**Description of the task:**
Pictures in the records should not be copied, but every other part must be repeated exactly.
---- Raw records
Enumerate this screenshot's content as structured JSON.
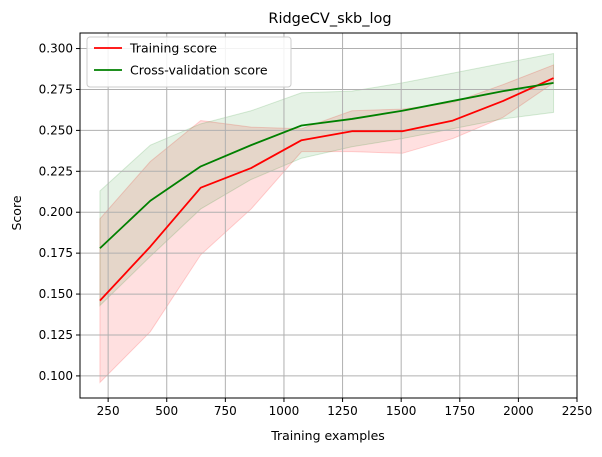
{
  "chart_data": {
    "type": "line",
    "title": "RidgeCV_skb_log",
    "xlabel": "Training examples",
    "ylabel": "Score",
    "xlim": [
      130,
      2250
    ],
    "ylim": [
      0.0865,
      0.3095
    ],
    "grid": true,
    "legend_position": "top-left",
    "xticks": [
      250,
      500,
      750,
      1000,
      1250,
      1500,
      1750,
      2000,
      2250
    ],
    "yticks": [
      0.1,
      0.125,
      0.15,
      0.175,
      0.2,
      0.225,
      0.25,
      0.275,
      0.3
    ],
    "xtick_labels": [
      "250",
      "500",
      "750",
      "1000",
      "1250",
      "1500",
      "1750",
      "2000",
      "2250"
    ],
    "ytick_labels": [
      "0.100",
      "0.125",
      "0.150",
      "0.175",
      "0.200",
      "0.225",
      "0.250",
      "0.275",
      "0.300"
    ],
    "x": [
      215,
      430,
      645,
      860,
      1075,
      1290,
      1505,
      1720,
      1935,
      2150
    ],
    "series": [
      {
        "name": "Training score",
        "color": "#ff0000",
        "values": [
          0.146,
          0.179,
          0.215,
          0.227,
          0.244,
          0.2495,
          0.2495,
          0.256,
          0.268,
          0.282
        ],
        "band_lower": [
          0.096,
          0.127,
          0.174,
          0.202,
          0.237,
          0.237,
          0.236,
          0.245,
          0.258,
          0.279
        ],
        "band_upper": [
          0.196,
          0.231,
          0.256,
          0.252,
          0.251,
          0.262,
          0.263,
          0.267,
          0.278,
          0.29
        ],
        "band_color": "#ff0000",
        "band_opacity": 0.12
      },
      {
        "name": "Cross-validation score",
        "color": "#008000",
        "values": [
          0.178,
          0.207,
          0.228,
          0.241,
          0.253,
          0.257,
          0.262,
          0.268,
          0.274,
          0.279
        ],
        "band_lower": [
          0.143,
          0.173,
          0.202,
          0.22,
          0.233,
          0.24,
          0.245,
          0.251,
          0.257,
          0.261
        ],
        "band_upper": [
          0.213,
          0.241,
          0.254,
          0.262,
          0.273,
          0.274,
          0.279,
          0.285,
          0.291,
          0.297
        ],
        "band_color": "#008000",
        "band_opacity": 0.1
      }
    ]
  }
}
--------
**Answer for the task:**
Enumerate this screenshot's content as structured JSON.
{
  "chart_data": {
    "type": "line",
    "title": "RidgeCV_skb_log",
    "xlabel": "Training examples",
    "ylabel": "Score",
    "xlim": [
      130,
      2250
    ],
    "ylim": [
      0.0865,
      0.3095
    ],
    "grid": true,
    "legend_position": "top-left",
    "xticks": [
      250,
      500,
      750,
      1000,
      1250,
      1500,
      1750,
      2000,
      2250
    ],
    "yticks": [
      0.1,
      0.125,
      0.15,
      0.175,
      0.2,
      0.225,
      0.25,
      0.275,
      0.3
    ],
    "xtick_labels": [
      "250",
      "500",
      "750",
      "1000",
      "1250",
      "1500",
      "1750",
      "2000",
      "2250"
    ],
    "ytick_labels": [
      "0.100",
      "0.125",
      "0.150",
      "0.175",
      "0.200",
      "0.225",
      "0.250",
      "0.275",
      "0.300"
    ],
    "x": [
      215,
      430,
      645,
      860,
      1075,
      1290,
      1505,
      1720,
      1935,
      2150
    ],
    "series": [
      {
        "name": "Training score",
        "color": "#ff0000",
        "values": [
          0.146,
          0.179,
          0.215,
          0.227,
          0.244,
          0.2495,
          0.2495,
          0.256,
          0.268,
          0.282
        ],
        "band_lower": [
          0.096,
          0.127,
          0.174,
          0.202,
          0.237,
          0.237,
          0.236,
          0.245,
          0.258,
          0.279
        ],
        "band_upper": [
          0.196,
          0.231,
          0.256,
          0.252,
          0.251,
          0.262,
          0.263,
          0.267,
          0.278,
          0.29
        ],
        "band_color": "#ff0000",
        "band_opacity": 0.12
      },
      {
        "name": "Cross-validation score",
        "color": "#008000",
        "values": [
          0.178,
          0.207,
          0.228,
          0.241,
          0.253,
          0.257,
          0.262,
          0.268,
          0.274,
          0.279
        ],
        "band_lower": [
          0.143,
          0.173,
          0.202,
          0.22,
          0.233,
          0.24,
          0.245,
          0.251,
          0.257,
          0.261
        ],
        "band_upper": [
          0.213,
          0.241,
          0.254,
          0.262,
          0.273,
          0.274,
          0.279,
          0.285,
          0.291,
          0.297
        ],
        "band_color": "#008000",
        "band_opacity": 0.1
      }
    ]
  }
}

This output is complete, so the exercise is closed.